(Dataset records)

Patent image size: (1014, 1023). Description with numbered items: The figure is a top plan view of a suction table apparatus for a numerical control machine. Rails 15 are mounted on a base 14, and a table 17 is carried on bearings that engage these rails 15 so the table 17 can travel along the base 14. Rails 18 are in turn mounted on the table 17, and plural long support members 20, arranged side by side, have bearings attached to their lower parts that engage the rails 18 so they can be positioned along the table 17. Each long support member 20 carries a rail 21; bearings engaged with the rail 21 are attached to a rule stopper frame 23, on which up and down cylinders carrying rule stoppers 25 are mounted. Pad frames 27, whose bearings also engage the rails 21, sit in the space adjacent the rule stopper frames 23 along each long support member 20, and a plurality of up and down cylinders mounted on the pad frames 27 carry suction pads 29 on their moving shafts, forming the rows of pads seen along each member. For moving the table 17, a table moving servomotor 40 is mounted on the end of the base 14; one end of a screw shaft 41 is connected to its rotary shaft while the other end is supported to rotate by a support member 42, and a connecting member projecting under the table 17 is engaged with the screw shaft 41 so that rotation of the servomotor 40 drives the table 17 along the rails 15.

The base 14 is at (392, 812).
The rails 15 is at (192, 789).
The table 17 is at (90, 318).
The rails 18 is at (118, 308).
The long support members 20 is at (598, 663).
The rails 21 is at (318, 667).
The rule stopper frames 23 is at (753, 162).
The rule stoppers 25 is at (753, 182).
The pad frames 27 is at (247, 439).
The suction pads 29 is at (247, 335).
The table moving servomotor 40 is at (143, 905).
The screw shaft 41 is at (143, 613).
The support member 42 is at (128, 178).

▶ **WORK INSTRUCTIONS**: Put each line of the records above into a Markdown table with the columns "Row" and "Line", numbering the rows in order and leaving out blank lines.

▶ **WRITTEN ANSWER**:
| Row | Line |
|---|---|
| 1 | Patent image size: (1014, 1023). Description with numbered items: The figure is a top plan view of a suction table apparatus for a numerical control machine. Rails 15 are mounted on a base 14, and a table 17 is carried on bearings that engage these rails 15 so the table 17 can travel along the base 14. Rails 18 are in turn mounted on the table 17, and plural long support members 20, arranged side by side, have bearings attached to their lower parts that engage the rails 18 so they can be positioned along the table 17. Each long support member 20 carries a rail 21; bearings engaged with the rail 21 are attached to a rule stopper frame 23, on which up and down cylinders carrying rule stoppers 25 are mounted. Pad frames 27, whose bearings also engage the rails 21, sit in the space adjacent the rule stopper frames 23 along each long support member 20, and a plurality of up and down cylinders mounted on the pad frames 27 carry suction pads 29 on their moving shafts, forming the rows of pads seen along each member. For moving the table 17, a table moving servomotor 40 is mounted on the end of the base 14; one end of a screw shaft 41 is connected to its rotary shaft while the other end is supported to rotate by a support member 42, and a connecting member projecting under the table 17 is engaged with the screw shaft 41 so that rotation of the servomotor 40 drives the table 17 along the rails 15. |
| 2 | The base 14 is at (392, 812). |
| 3 | The rails 15 is at (192, 789). |
| 4 | The table 17 is at (90, 318). |
| 5 | The rails 18 is at (118, 308). |
| 6 | The long support members 20 is at (598, 663). |
| 7 | The rails 21 is at (318, 667). |
| 8 | The rule stopper frames 23 is at (753, 162). |
| 9 | The rule stoppers 25 is at (753, 182). |
| 10 | The pad frames 27 is at (247, 439). |
| 11 | The suction pads 29 is at (247, 335). |
| 12 | The table moving servomotor 40 is at (143, 905). |
| 13 | The screw shaft 41 is at (143, 613). |
| 14 | The support member 42 is at (128, 178). |